- **TASK DETAILS**
Report every line of the records below that contains the string "superscript", copying each such line in full.

- **RECORDS SUPPLIED**

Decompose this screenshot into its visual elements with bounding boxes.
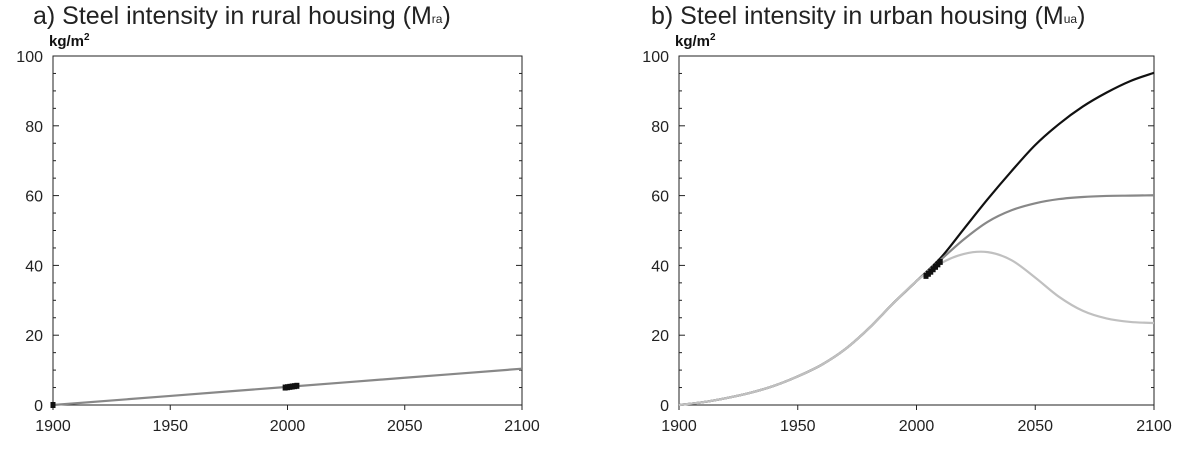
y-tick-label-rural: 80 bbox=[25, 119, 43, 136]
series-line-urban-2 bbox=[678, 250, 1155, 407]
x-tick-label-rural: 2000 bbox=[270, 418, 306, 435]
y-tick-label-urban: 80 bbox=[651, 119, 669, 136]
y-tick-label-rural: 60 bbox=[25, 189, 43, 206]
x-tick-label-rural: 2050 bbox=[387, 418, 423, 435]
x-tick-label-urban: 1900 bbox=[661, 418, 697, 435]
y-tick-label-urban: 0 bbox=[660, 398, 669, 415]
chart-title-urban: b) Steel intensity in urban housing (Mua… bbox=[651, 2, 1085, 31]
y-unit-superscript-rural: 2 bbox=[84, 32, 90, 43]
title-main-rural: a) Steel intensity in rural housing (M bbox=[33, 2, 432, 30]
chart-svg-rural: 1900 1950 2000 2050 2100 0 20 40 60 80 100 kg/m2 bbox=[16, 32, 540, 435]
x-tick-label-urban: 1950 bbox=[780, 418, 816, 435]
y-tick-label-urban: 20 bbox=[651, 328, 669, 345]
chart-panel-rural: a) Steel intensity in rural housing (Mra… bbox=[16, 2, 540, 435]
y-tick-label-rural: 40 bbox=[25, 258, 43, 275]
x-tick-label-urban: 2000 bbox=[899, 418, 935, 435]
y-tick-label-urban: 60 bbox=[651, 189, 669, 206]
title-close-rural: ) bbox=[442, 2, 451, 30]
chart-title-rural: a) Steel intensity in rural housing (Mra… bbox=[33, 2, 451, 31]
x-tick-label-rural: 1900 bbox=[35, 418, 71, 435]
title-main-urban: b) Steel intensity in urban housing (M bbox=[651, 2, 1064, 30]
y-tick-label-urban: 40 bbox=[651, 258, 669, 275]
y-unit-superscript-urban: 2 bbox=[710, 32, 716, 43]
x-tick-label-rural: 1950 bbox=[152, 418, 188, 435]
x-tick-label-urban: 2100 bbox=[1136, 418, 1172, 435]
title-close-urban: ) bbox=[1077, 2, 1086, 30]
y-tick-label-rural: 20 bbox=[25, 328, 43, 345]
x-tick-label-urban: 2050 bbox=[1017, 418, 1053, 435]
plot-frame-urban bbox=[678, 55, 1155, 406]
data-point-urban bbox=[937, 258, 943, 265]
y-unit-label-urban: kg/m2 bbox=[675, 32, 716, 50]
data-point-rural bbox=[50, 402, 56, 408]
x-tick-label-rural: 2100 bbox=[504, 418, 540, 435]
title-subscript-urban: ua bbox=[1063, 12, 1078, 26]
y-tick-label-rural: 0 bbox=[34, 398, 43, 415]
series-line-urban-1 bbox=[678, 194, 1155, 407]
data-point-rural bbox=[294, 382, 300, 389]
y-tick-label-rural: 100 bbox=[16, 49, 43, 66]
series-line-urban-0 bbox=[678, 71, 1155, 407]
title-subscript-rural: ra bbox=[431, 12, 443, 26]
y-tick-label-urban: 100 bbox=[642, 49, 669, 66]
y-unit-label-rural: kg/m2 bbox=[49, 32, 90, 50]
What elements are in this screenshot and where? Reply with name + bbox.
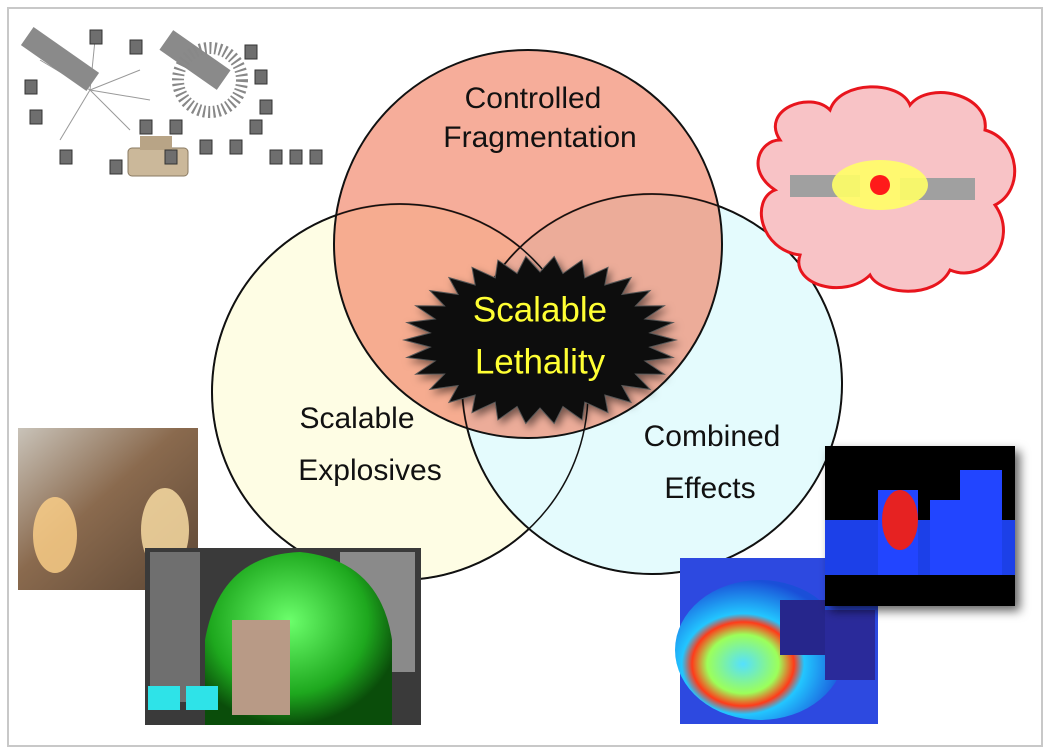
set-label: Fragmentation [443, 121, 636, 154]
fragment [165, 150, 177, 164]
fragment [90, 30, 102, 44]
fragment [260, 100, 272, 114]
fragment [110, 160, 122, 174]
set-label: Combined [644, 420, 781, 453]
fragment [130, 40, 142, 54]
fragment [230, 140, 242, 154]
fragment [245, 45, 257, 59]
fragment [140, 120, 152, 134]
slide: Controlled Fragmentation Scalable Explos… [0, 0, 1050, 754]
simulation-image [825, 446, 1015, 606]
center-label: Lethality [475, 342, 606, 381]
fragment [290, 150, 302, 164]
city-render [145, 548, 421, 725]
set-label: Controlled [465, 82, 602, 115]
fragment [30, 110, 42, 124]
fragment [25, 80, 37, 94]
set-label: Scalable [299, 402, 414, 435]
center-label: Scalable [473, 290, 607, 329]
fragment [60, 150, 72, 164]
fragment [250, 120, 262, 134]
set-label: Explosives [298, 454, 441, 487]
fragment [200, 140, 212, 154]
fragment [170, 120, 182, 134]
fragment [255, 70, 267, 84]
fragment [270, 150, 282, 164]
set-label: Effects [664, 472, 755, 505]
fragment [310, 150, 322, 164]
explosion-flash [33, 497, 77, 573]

...

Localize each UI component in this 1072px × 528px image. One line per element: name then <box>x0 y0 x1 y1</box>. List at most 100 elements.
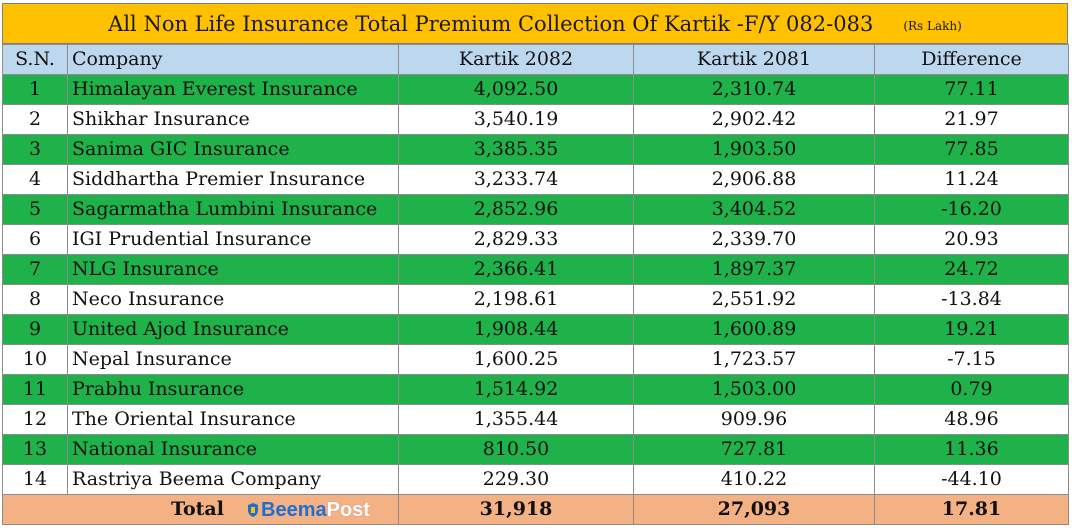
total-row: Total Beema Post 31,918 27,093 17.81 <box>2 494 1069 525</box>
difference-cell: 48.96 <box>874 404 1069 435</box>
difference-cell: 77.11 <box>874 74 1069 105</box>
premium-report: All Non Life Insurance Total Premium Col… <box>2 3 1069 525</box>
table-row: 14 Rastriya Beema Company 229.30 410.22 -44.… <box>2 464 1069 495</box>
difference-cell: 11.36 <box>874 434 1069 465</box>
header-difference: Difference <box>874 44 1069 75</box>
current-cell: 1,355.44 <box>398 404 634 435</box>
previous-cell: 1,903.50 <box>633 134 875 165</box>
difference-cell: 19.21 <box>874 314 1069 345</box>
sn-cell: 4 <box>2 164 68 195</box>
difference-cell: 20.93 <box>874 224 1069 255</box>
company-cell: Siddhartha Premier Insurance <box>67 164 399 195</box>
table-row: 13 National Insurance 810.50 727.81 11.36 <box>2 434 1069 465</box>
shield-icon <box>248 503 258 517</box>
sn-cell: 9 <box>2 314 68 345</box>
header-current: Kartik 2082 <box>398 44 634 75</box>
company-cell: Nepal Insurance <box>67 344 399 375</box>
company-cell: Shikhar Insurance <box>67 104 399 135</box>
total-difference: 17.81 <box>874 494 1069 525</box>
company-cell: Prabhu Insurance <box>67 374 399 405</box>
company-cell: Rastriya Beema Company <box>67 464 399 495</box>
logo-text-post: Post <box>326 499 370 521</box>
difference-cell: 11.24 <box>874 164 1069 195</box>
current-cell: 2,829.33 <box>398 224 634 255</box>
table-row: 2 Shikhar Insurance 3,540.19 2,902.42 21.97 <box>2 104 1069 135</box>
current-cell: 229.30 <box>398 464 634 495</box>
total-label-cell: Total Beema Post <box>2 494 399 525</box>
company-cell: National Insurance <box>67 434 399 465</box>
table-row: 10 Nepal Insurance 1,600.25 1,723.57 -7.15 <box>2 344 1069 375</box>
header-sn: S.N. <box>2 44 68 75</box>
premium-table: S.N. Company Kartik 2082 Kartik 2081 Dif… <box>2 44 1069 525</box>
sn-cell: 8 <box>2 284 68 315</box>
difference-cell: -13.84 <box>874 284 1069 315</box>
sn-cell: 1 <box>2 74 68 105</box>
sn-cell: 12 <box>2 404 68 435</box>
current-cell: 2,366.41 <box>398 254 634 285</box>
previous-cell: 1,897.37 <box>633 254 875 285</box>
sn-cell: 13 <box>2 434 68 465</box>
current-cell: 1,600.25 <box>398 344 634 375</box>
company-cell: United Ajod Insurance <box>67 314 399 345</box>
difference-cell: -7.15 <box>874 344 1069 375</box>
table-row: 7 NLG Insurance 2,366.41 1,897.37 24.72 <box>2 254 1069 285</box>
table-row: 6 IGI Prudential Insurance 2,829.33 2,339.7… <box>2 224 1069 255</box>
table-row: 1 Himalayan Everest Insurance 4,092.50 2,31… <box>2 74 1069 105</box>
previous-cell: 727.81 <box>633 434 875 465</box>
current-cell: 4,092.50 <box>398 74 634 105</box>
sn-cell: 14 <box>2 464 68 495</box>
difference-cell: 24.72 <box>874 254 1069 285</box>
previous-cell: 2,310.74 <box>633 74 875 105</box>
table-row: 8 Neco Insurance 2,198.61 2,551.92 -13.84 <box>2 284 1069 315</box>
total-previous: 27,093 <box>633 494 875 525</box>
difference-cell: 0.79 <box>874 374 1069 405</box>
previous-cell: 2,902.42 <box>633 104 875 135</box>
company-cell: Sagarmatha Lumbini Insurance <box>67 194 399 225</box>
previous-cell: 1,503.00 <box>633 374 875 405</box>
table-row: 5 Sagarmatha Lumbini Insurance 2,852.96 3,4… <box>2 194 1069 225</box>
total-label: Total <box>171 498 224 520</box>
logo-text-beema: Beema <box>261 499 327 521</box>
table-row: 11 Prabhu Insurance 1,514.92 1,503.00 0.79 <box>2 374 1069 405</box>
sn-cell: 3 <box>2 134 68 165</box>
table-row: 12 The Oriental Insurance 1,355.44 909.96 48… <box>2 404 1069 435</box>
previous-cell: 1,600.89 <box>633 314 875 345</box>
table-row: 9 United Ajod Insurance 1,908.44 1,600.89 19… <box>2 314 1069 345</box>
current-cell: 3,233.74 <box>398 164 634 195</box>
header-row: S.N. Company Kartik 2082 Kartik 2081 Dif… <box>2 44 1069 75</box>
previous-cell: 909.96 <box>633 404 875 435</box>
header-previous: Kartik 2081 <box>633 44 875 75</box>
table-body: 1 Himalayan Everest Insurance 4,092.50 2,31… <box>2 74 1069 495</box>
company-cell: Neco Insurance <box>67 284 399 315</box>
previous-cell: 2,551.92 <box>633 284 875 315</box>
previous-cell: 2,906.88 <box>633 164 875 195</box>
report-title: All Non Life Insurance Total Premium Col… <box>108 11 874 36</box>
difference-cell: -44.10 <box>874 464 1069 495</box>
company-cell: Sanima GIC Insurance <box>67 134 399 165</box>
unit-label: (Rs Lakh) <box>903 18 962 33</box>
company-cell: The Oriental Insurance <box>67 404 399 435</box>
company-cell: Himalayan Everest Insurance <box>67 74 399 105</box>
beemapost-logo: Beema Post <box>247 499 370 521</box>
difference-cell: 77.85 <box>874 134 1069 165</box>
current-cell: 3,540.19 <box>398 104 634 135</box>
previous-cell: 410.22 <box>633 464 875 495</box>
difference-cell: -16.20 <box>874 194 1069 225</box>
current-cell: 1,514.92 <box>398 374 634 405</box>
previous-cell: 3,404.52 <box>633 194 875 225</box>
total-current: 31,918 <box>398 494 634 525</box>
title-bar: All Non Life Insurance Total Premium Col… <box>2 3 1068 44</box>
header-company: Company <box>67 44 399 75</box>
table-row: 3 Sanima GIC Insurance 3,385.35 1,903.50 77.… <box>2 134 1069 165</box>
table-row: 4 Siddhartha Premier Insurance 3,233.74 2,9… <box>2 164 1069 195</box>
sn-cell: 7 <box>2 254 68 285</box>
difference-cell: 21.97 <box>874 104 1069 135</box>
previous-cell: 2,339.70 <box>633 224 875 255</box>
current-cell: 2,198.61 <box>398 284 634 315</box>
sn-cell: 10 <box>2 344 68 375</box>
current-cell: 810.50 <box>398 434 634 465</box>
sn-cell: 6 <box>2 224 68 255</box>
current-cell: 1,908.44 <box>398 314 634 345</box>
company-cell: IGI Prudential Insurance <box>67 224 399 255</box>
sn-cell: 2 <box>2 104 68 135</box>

- **TASK SOLUTION**
y-unit-superscript-rural: 2 bbox=[84, 32, 90, 43]
y-unit-superscript-urban: 2 bbox=[710, 32, 716, 43]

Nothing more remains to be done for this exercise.